- Source passage -
--- START ---

Their unclaimed royalties list is searchable online. Many independent artists never register, leaving substantial royalties sitting in a holding account. If you own your masters, register as both the featured artist and the sound recording owner. These are separate registrations that pay separately.
Step 4: Investigate Foreign Collection Societies
This is where larger sums often hide. If your music has been played internationally, royalties were generated in those territories. Without proper registration or a sub-publisher, that money sits with foreign collection societies indefinitely.
Key international societies to search: PRS for Music in the UK, GEMA in Germany, SACEM in France, and JASRAC in Japan. Each maintains an online repertoire search. Artists with any international airplay or playlist placement often find thousands waiting.
Step 5: Register for Neighboring Rights
US artists miss this constantly. Neighboring rights royalties are paid when your recorded music plays on radio or TV in most countries outside the US. These go to performers and labels, separate from songwriter royalties.
Register with a neighboring rights collector or a European partner society. Understanding how artists actually make money helps you identify which royalty streams you might be missing entirely.
The Metadata Problem
Most unclaimed royalties exist because of bad metadata. Your song is generating money, but the system cannot figure out who to pay.
How to Fix Your Metadata
Verify ISRC codes. Every recording needs a unique ISRC. Check that yours are registered correctly with your distributor. Duplicate or missing ISRCs cause matching failures across every platform.

--- END ---

- Dataset extract -
--- START ---

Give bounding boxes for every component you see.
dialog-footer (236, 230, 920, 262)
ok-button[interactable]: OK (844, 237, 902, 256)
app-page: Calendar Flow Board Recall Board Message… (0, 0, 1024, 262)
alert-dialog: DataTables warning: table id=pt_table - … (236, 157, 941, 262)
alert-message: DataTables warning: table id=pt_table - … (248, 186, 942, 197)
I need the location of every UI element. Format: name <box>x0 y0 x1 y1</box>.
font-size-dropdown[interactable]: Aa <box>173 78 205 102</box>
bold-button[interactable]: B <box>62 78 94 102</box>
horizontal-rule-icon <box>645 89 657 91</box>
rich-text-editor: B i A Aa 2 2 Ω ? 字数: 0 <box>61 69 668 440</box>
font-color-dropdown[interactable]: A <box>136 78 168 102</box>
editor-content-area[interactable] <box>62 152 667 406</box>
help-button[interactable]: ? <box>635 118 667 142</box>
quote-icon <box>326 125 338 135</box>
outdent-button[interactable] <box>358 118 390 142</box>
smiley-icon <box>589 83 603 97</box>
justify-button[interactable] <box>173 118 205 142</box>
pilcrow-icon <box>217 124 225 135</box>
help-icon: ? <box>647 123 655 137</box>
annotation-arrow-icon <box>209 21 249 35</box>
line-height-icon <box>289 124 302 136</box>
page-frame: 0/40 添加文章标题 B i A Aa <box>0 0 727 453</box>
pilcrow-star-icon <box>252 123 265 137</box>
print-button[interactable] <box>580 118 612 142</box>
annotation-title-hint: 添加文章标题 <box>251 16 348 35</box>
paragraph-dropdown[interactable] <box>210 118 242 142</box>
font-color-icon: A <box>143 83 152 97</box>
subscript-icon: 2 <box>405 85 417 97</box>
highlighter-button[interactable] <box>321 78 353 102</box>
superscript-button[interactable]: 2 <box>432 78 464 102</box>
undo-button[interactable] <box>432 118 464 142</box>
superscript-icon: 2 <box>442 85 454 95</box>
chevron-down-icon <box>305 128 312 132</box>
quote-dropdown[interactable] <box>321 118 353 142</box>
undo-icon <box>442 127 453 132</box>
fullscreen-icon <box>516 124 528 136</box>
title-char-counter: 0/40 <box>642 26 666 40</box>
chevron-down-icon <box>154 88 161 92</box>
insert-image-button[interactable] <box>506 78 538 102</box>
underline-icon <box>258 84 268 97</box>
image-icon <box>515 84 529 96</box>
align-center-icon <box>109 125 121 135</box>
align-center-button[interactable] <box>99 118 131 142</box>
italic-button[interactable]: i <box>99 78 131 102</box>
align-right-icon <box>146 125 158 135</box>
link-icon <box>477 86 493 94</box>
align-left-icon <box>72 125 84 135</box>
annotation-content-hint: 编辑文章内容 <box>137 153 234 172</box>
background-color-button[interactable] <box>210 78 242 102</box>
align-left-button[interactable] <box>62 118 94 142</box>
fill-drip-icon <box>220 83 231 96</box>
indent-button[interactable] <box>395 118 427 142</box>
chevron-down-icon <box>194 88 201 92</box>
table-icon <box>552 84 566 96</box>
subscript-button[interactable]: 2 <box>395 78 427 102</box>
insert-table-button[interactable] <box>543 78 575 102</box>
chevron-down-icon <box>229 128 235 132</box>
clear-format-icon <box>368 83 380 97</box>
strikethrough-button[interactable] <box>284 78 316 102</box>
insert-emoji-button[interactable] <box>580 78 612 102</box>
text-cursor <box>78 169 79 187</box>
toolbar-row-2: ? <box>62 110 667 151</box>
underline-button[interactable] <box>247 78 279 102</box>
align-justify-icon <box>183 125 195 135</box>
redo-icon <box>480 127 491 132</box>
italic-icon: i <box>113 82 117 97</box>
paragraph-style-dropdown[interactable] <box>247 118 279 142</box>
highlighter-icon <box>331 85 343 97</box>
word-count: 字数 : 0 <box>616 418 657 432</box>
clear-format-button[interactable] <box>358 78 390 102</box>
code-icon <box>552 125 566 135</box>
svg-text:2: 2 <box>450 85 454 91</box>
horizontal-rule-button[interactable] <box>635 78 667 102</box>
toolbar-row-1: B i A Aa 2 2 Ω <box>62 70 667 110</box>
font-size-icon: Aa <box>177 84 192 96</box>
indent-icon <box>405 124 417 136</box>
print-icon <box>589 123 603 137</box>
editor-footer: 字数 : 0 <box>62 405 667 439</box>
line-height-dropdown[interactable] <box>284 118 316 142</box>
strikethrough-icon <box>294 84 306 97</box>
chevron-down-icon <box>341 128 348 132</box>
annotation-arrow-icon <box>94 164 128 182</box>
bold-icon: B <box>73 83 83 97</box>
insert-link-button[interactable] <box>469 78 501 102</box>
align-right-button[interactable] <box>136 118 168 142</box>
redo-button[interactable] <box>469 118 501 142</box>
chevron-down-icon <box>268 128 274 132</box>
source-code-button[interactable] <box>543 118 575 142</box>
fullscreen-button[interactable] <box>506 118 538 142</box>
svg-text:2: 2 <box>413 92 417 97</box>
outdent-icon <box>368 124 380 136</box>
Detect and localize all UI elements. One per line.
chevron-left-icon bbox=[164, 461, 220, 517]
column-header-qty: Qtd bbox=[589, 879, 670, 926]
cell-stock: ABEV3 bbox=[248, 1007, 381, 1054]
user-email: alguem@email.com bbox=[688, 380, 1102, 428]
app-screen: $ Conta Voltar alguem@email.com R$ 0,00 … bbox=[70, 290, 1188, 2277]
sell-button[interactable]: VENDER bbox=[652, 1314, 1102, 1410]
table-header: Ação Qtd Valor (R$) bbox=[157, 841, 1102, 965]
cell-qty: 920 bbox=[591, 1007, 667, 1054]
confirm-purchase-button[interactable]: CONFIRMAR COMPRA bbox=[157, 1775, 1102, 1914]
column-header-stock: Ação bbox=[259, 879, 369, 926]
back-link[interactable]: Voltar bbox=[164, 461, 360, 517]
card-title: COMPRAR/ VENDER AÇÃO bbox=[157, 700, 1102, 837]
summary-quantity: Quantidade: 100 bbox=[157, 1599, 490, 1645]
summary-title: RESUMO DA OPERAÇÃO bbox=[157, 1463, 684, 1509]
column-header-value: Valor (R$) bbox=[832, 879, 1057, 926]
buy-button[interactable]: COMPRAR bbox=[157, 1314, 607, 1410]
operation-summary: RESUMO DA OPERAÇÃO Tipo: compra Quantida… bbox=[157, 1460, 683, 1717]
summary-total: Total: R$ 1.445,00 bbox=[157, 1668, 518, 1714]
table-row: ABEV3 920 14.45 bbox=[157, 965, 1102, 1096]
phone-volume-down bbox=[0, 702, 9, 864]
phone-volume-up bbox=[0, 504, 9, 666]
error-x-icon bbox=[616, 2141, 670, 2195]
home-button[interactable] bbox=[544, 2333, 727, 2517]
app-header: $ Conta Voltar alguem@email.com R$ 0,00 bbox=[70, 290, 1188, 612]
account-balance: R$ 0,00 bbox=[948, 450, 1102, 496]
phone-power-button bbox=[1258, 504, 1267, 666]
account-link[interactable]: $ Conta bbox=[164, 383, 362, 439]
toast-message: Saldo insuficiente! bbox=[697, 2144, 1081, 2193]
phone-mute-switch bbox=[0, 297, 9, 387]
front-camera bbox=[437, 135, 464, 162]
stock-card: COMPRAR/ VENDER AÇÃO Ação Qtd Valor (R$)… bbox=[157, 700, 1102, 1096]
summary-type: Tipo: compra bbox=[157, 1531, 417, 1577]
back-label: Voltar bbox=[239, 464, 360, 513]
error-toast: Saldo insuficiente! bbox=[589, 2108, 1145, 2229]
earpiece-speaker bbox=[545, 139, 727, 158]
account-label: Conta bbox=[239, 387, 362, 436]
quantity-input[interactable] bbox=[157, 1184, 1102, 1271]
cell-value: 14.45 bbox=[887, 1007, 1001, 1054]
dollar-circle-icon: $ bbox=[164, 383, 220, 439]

--- END ---

- Activity -
Render this sentence from the passage on unclaimed music royalties into Spanish: "Neighboring rights royalties are paid when your recorded music plays on radio or TV in most countries outside the US."

- Answer -
Las regalías por derechos conexos se pagan cuando su música grabada se reproduce en la radio o la televisión en la mayoría de los países fuera de los Estados Unidos.